──────── Material for this exercise ────────

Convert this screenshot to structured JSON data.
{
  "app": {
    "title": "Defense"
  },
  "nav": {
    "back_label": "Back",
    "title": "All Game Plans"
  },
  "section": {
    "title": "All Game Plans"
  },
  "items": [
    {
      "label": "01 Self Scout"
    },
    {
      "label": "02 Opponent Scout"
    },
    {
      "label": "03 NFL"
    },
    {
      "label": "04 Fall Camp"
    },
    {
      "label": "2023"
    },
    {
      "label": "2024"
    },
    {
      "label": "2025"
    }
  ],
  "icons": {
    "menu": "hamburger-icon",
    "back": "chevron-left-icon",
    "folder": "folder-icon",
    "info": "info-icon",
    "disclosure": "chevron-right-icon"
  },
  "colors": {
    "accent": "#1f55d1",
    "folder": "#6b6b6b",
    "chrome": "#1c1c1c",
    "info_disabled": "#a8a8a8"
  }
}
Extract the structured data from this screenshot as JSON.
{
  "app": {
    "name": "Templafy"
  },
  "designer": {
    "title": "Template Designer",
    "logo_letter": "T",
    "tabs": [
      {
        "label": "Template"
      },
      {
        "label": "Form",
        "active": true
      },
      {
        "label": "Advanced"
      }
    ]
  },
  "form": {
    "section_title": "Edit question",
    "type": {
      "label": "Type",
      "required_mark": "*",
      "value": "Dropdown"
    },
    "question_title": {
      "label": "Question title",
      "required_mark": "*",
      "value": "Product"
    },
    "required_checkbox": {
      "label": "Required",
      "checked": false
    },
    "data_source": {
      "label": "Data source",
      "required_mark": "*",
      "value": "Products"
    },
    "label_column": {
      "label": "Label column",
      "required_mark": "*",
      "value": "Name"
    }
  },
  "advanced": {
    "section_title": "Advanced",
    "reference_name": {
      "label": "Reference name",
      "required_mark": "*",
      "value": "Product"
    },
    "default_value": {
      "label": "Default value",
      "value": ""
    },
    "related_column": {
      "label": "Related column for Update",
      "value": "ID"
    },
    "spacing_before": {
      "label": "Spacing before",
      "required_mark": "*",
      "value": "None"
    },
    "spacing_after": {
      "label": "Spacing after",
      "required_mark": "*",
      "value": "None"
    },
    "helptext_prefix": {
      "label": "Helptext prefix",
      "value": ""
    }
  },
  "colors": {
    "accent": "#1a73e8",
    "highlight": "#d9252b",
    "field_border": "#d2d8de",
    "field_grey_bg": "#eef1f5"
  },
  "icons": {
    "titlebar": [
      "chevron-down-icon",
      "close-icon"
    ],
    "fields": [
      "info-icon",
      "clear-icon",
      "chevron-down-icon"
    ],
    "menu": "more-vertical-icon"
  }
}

────────

- Stated problem -
All lines of the data above that include the word "Template" must be shown.

- Response -
    "title": "Template Designer",
        "label": "Template"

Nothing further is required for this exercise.